Data shown:
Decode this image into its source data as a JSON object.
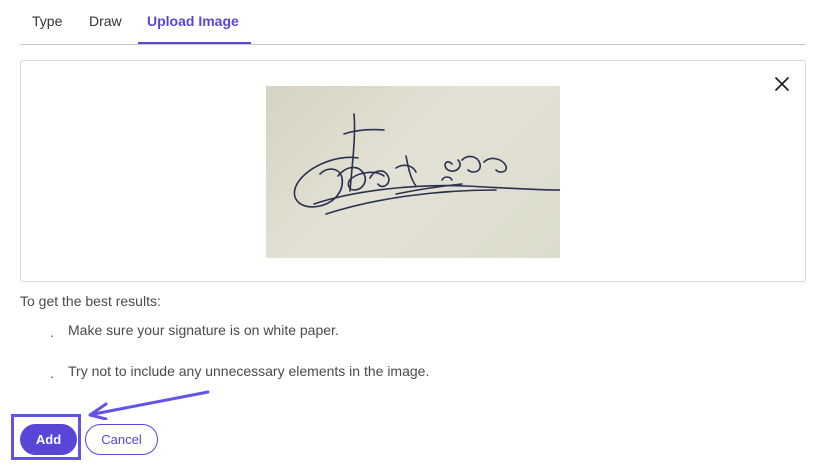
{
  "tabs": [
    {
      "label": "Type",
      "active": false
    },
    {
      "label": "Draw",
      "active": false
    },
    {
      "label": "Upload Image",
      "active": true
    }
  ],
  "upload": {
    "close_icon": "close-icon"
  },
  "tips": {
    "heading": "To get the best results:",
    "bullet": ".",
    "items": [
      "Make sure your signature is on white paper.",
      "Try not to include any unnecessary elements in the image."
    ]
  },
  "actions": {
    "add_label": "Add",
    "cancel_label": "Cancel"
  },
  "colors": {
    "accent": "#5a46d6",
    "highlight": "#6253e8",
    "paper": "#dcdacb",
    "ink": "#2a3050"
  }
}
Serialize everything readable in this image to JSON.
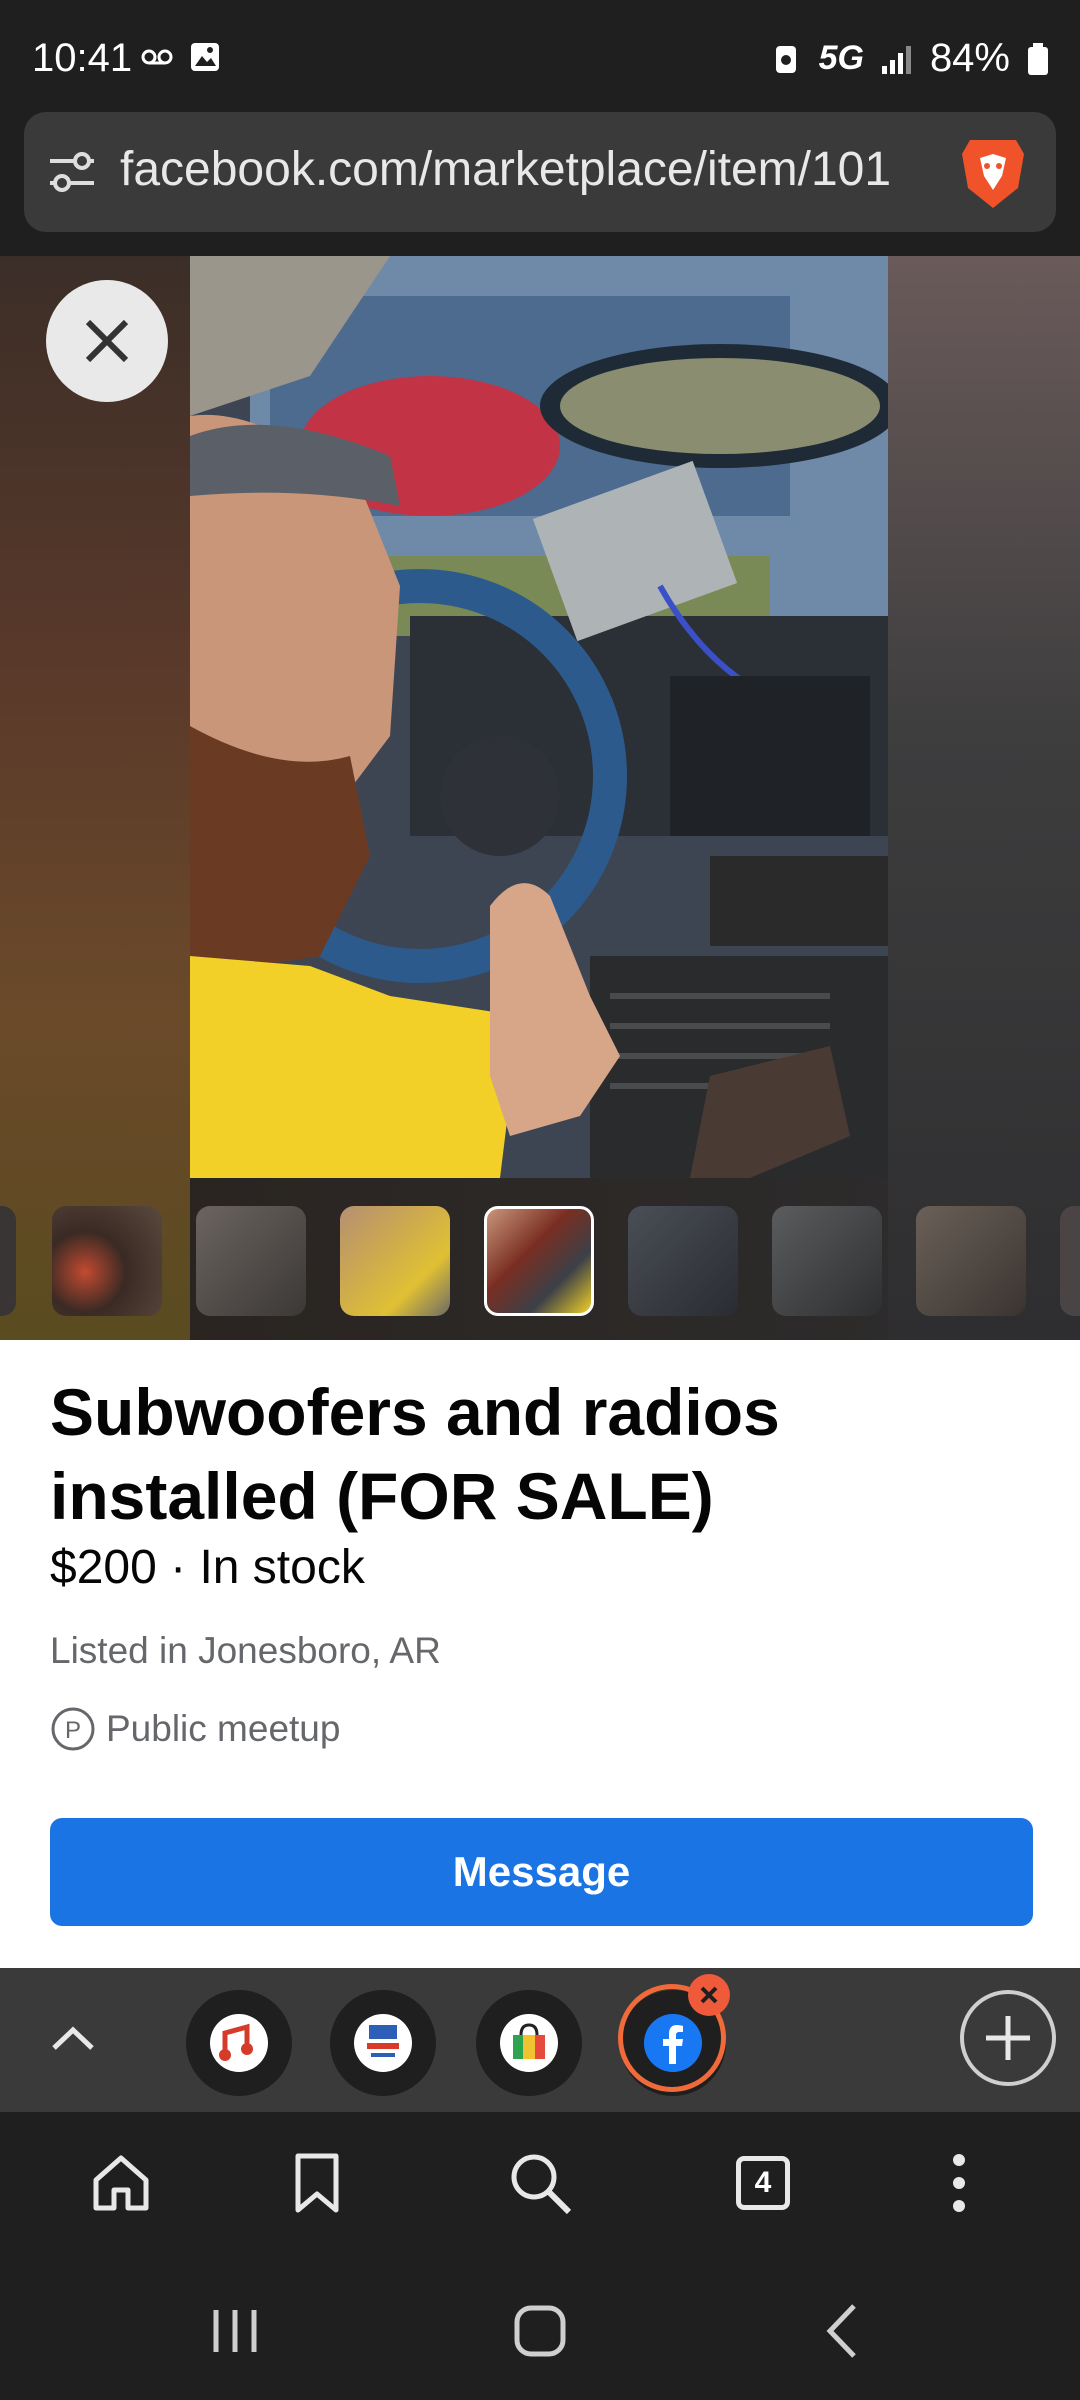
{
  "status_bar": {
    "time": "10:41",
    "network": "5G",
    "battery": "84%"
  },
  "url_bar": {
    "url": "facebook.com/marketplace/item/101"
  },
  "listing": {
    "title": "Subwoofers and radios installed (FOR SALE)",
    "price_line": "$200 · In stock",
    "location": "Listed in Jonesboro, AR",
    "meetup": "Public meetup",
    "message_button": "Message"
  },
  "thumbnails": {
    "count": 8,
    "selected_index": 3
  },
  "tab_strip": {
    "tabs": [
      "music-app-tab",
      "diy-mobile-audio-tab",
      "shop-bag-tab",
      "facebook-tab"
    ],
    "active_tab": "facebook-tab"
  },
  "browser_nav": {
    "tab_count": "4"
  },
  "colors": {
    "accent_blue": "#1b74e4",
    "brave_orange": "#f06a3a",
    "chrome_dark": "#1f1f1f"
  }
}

Exercise directions:
Copy every line of the data word for word, omitting the images.

Task solution:
Decode this image into its source data as a JSON object.
{
  "tabs": [
    {
      "label": "Type",
      "active": false
    },
    {
      "label": "Draw",
      "active": false
    },
    {
      "label": "Upload Image",
      "active": true
    }
  ],
  "upload": {
    "close_icon": "close-icon"
  },
  "tips": {
    "heading": "To get the best results:",
    "bullet": ".",
    "items": [
      "Make sure your signature is on white paper.",
      "Try not to include any unnecessary elements in the image."
    ]
  },
  "actions": {
    "add_label": "Add",
    "cancel_label": "Cancel"
  },
  "colors": {
    "accent": "#5a46d6",
    "highlight": "#6253e8",
    "paper": "#dcdacb",
    "ink": "#2a3050"
  }
}
Serialize everything readable in this image to JSON.
{
  "status_bar": {
    "time": "10:41",
    "network": "5G",
    "battery": "84%"
  },
  "url_bar": {
    "url": "facebook.com/marketplace/item/101"
  },
  "listing": {
    "title": "Subwoofers and radios installed (FOR SALE)",
    "price_line": "$200 · In stock",
    "location": "Listed in Jonesboro, AR",
    "meetup": "Public meetup",
    "message_button": "Message"
  },
  "thumbnails": {
    "count": 8,
    "selected_index": 3
  },
  "tab_strip": {
    "tabs": [
      "music-app-tab",
      "diy-mobile-audio-tab",
      "shop-bag-tab",
      "facebook-tab"
    ],
    "active_tab": "facebook-tab"
  },
  "browser_nav": {
    "tab_count": "4"
  },
  "colors": {
    "accent_blue": "#1b74e4",
    "brave_orange": "#f06a3a",
    "chrome_dark": "#1f1f1f"
  }
}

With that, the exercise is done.